§ GOAL:
Look through the data below. Show each line where the string "marker" occurs.

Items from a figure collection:
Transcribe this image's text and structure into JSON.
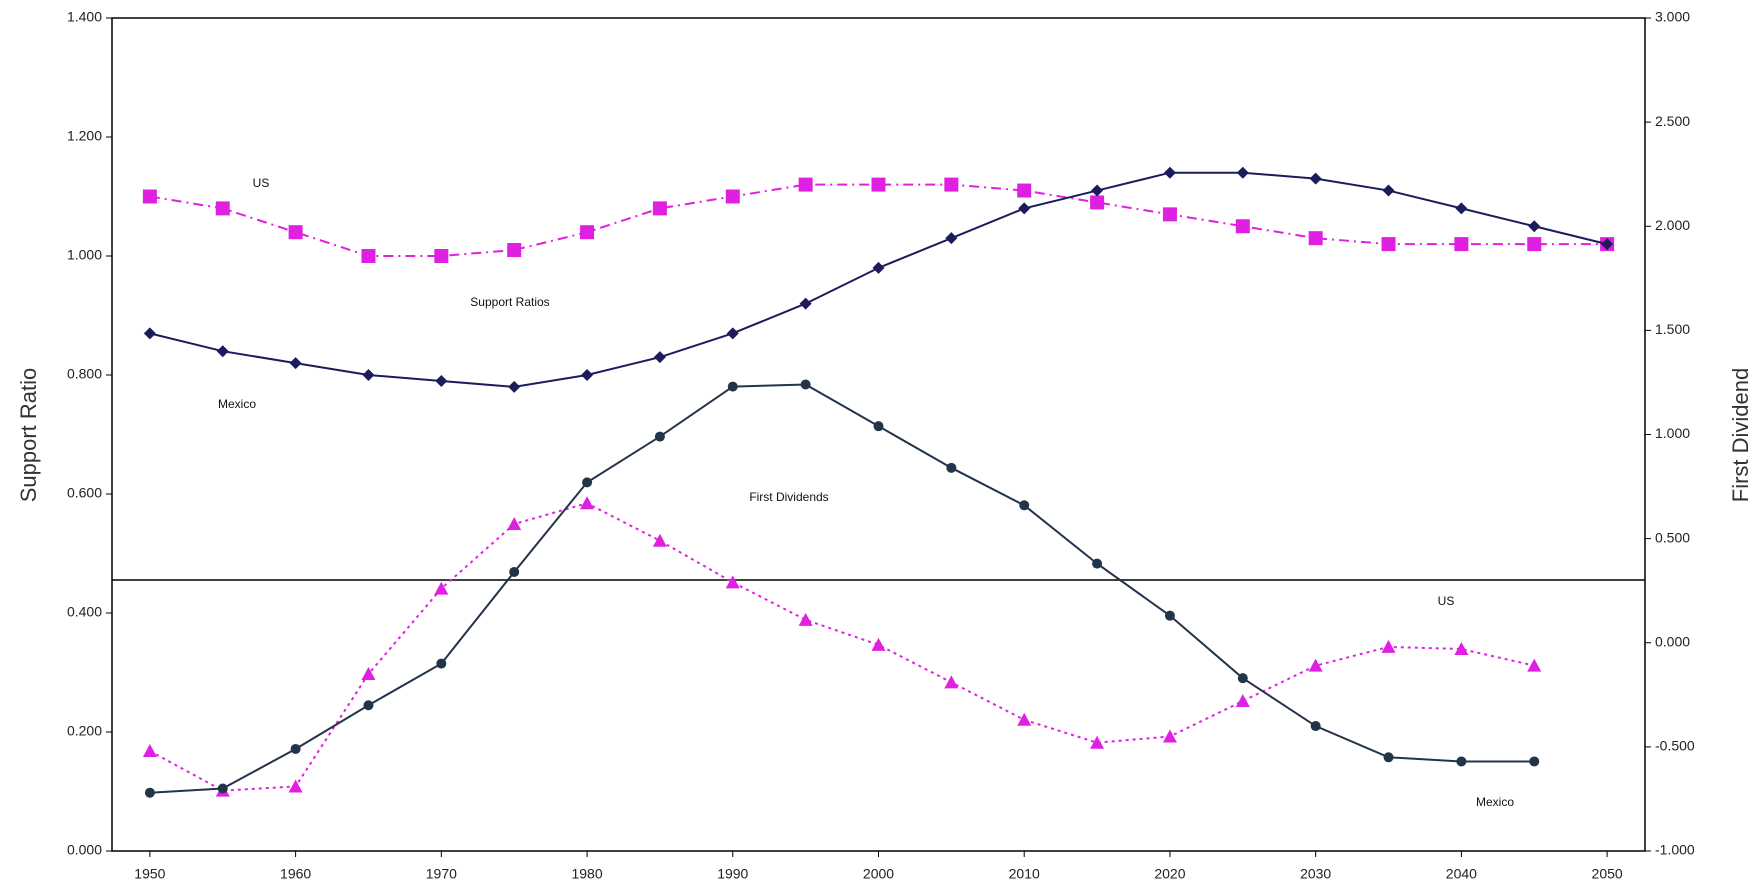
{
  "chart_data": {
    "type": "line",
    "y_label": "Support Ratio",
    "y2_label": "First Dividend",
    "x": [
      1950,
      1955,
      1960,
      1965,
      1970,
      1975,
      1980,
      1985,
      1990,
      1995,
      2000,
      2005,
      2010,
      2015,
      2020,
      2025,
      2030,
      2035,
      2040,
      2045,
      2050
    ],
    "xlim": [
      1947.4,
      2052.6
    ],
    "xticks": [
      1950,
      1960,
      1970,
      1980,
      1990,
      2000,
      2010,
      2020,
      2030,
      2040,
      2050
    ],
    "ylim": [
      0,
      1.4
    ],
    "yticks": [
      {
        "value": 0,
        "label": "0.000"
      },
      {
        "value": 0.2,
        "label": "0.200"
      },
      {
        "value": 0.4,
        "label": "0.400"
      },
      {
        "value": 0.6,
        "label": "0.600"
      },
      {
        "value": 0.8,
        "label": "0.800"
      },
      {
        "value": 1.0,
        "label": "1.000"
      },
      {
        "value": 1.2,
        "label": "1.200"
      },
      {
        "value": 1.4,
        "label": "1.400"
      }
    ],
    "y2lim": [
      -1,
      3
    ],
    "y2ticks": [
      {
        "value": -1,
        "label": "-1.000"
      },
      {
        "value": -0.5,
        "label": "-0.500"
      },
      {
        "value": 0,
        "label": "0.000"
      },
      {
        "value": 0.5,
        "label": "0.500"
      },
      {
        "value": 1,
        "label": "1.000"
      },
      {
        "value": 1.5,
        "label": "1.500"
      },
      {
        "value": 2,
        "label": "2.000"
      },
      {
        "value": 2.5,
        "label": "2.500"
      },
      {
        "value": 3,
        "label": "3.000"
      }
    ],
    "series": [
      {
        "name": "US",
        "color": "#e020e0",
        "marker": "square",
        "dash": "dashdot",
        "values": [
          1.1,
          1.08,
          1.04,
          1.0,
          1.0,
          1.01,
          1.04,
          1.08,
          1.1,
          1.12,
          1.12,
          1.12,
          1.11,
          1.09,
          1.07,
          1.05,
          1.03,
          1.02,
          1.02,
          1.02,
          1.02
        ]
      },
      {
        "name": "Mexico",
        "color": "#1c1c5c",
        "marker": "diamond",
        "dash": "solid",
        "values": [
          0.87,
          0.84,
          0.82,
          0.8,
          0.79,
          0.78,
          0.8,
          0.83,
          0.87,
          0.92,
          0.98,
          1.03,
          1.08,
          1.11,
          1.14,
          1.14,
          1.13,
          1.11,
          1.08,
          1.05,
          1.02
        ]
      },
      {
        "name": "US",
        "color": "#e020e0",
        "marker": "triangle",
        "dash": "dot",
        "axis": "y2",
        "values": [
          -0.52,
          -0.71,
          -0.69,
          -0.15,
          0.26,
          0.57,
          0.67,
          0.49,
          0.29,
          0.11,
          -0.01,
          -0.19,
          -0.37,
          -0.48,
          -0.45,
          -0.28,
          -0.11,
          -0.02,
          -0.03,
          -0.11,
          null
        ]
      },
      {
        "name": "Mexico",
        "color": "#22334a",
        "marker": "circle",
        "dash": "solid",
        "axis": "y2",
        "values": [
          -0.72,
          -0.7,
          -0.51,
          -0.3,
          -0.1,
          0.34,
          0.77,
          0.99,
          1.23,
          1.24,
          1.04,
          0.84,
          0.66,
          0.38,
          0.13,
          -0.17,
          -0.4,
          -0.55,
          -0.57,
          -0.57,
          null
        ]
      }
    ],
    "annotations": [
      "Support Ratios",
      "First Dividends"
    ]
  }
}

§ FINISHED EXERCISE:
        "marker": "square",
        "marker": "diamond",
        "marker": "triangle",
        "marker": "circle",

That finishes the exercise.